Some records
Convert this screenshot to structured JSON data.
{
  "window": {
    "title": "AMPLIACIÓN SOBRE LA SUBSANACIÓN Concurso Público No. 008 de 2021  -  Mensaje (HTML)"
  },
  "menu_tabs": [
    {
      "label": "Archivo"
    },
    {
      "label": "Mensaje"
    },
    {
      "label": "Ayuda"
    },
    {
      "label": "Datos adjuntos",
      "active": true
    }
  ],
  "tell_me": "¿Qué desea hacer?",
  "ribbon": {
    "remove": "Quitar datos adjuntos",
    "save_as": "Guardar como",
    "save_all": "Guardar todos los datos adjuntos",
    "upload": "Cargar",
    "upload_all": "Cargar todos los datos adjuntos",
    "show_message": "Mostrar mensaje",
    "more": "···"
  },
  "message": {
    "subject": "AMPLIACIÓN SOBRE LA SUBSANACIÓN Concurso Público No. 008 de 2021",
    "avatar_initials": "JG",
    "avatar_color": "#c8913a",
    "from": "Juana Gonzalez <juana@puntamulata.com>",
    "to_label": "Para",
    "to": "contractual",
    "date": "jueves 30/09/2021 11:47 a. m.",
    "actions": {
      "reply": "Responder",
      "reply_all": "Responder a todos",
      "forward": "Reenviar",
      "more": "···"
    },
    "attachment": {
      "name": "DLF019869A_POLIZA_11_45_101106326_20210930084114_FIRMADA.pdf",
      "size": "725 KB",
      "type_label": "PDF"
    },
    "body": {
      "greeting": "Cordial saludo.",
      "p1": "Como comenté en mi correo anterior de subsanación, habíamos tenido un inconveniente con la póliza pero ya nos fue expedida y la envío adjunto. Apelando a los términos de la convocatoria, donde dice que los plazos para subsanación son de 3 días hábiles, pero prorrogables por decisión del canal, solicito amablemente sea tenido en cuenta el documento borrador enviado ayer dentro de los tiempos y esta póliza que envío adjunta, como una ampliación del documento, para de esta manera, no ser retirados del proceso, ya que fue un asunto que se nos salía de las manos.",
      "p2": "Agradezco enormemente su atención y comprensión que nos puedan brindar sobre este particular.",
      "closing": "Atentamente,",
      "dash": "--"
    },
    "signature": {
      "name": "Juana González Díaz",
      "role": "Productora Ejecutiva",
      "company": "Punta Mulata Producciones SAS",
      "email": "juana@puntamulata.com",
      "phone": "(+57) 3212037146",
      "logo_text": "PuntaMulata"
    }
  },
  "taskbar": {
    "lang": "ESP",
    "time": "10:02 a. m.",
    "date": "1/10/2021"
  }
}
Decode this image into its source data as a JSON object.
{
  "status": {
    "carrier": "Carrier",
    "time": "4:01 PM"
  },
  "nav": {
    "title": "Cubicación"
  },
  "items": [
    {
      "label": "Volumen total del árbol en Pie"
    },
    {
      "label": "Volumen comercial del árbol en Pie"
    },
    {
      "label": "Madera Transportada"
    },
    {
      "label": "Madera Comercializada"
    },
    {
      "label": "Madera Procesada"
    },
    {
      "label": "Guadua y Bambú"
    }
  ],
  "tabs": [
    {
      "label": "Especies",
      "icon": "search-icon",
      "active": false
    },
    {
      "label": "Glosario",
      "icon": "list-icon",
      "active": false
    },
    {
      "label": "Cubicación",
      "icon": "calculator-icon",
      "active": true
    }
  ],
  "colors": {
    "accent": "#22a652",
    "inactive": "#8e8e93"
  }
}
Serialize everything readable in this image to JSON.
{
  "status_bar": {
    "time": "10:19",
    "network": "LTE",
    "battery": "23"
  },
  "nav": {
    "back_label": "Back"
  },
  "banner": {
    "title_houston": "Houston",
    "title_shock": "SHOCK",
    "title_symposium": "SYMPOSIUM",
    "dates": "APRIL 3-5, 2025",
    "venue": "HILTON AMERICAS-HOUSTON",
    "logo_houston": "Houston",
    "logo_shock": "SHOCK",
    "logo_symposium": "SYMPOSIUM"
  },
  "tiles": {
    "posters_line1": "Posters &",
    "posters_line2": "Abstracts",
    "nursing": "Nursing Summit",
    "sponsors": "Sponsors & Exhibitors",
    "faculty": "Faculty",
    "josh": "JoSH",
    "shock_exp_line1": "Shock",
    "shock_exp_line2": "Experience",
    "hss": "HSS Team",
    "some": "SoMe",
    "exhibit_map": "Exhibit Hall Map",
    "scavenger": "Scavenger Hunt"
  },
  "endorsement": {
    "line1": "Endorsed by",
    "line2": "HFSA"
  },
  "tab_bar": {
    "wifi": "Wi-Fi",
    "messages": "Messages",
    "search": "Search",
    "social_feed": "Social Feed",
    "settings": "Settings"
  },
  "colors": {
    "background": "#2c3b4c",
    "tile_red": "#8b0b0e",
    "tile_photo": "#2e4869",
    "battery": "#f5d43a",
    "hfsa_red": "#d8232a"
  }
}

● **JOB**: Retype the data in full and match it exactly.

● **WRITTEN ANSWER**:
Convert this screenshot to structured JSON data.
{
  "window": {
    "title": "AMPLIACIÓN SOBRE LA SUBSANACIÓN Concurso Público No. 008 de 2021  -  Mensaje (HTML)"
  },
  "menu_tabs": [
    {
      "label": "Archivo"
    },
    {
      "label": "Mensaje"
    },
    {
      "label": "Ayuda"
    },
    {
      "label": "Datos adjuntos",
      "active": true
    }
  ],
  "tell_me": "¿Qué desea hacer?",
  "ribbon": {
    "remove": "Quitar datos adjuntos",
    "save_as": "Guardar como",
    "save_all": "Guardar todos los datos adjuntos",
    "upload": "Cargar",
    "upload_all": "Cargar todos los datos adjuntos",
    "show_message": "Mostrar mensaje",
    "more": "···"
  },
  "message": {
    "subject": "AMPLIACIÓN SOBRE LA SUBSANACIÓN Concurso Público No. 008 de 2021",
    "avatar_initials": "JG",
    "avatar_color": "#c8913a",
    "from": "Juana Gonzalez <juana@puntamulata.com>",
    "to_label": "Para",
    "to": "contractual",
    "date": "jueves 30/09/2021 11:47 a. m.",
    "actions": {
      "reply": "Responder",
      "reply_all": "Responder a todos",
      "forward": "Reenviar",
      "more": "···"
    },
    "attachment": {
      "name": "DLF019869A_POLIZA_11_45_101106326_20210930084114_FIRMADA.pdf",
      "size": "725 KB",
      "type_label": "PDF"
    },
    "body": {
      "greeting": "Cordial saludo.",
      "p1": "Como comenté en mi correo anterior de subsanación, habíamos tenido un inconveniente con la póliza pero ya nos fue expedida y la envío adjunto. Apelando a los términos de la convocatoria, donde dice que los plazos para subsanación son de 3 días hábiles, pero prorrogables por decisión del canal, solicito amablemente sea tenido en cuenta el documento borrador enviado ayer dentro de los tiempos y esta póliza que envío adjunta, como una ampliación del documento, para de esta manera, no ser retirados del proceso, ya que fue un asunto que se nos salía de las manos.",
      "p2": "Agradezco enormemente su atención y comprensión que nos puedan brindar sobre este particular.",
      "closing": "Atentamente,",
      "dash": "--"
    },
    "signature": {
      "name": "Juana González Díaz",
      "role": "Productora Ejecutiva",
      "company": "Punta Mulata Producciones SAS",
      "email": "juana@puntamulata.com",
      "phone": "(+57) 3212037146",
      "logo_text": "PuntaMulata"
    }
  },
  "taskbar": {
    "lang": "ESP",
    "time": "10:02 a. m.",
    "date": "1/10/2021"
  }
}
Decode this image into its source data as a JSON object.
{
  "status": {
    "carrier": "Carrier",
    "time": "4:01 PM"
  },
  "nav": {
    "title": "Cubicación"
  },
  "items": [
    {
      "label": "Volumen total del árbol en Pie"
    },
    {
      "label": "Volumen comercial del árbol en Pie"
    },
    {
      "label": "Madera Transportada"
    },
    {
      "label": "Madera Comercializada"
    },
    {
      "label": "Madera Procesada"
    },
    {
      "label": "Guadua y Bambú"
    }
  ],
  "tabs": [
    {
      "label": "Especies",
      "icon": "search-icon",
      "active": false
    },
    {
      "label": "Glosario",
      "icon": "list-icon",
      "active": false
    },
    {
      "label": "Cubicación",
      "icon": "calculator-icon",
      "active": true
    }
  ],
  "colors": {
    "accent": "#22a652",
    "inactive": "#8e8e93"
  }
}
Serialize everything readable in this image to JSON.
{
  "status_bar": {
    "time": "10:19",
    "network": "LTE",
    "battery": "23"
  },
  "nav": {
    "back_label": "Back"
  },
  "banner": {
    "title_houston": "Houston",
    "title_shock": "SHOCK",
    "title_symposium": "SYMPOSIUM",
    "dates": "APRIL 3-5, 2025",
    "venue": "HILTON AMERICAS-HOUSTON",
    "logo_houston": "Houston",
    "logo_shock": "SHOCK",
    "logo_symposium": "SYMPOSIUM"
  },
  "tiles": {
    "posters_line1": "Posters &",
    "posters_line2": "Abstracts",
    "nursing": "Nursing Summit",
    "sponsors": "Sponsors & Exhibitors",
    "faculty": "Faculty",
    "josh": "JoSH",
    "shock_exp_line1": "Shock",
    "shock_exp_line2": "Experience",
    "hss": "HSS Team",
    "some": "SoMe",
    "exhibit_map": "Exhibit Hall Map",
    "scavenger": "Scavenger Hunt"
  },
  "endorsement": {
    "line1": "Endorsed by",
    "line2": "HFSA"
  },
  "tab_bar": {
    "wifi": "Wi-Fi",
    "messages": "Messages",
    "search": "Search",
    "social_feed": "Social Feed",
    "settings": "Settings"
  },
  "colors": {
    "background": "#2c3b4c",
    "tile_red": "#8b0b0e",
    "tile_photo": "#2e4869",
    "battery": "#f5d43a",
    "hfsa_red": "#d8232a"
  }
}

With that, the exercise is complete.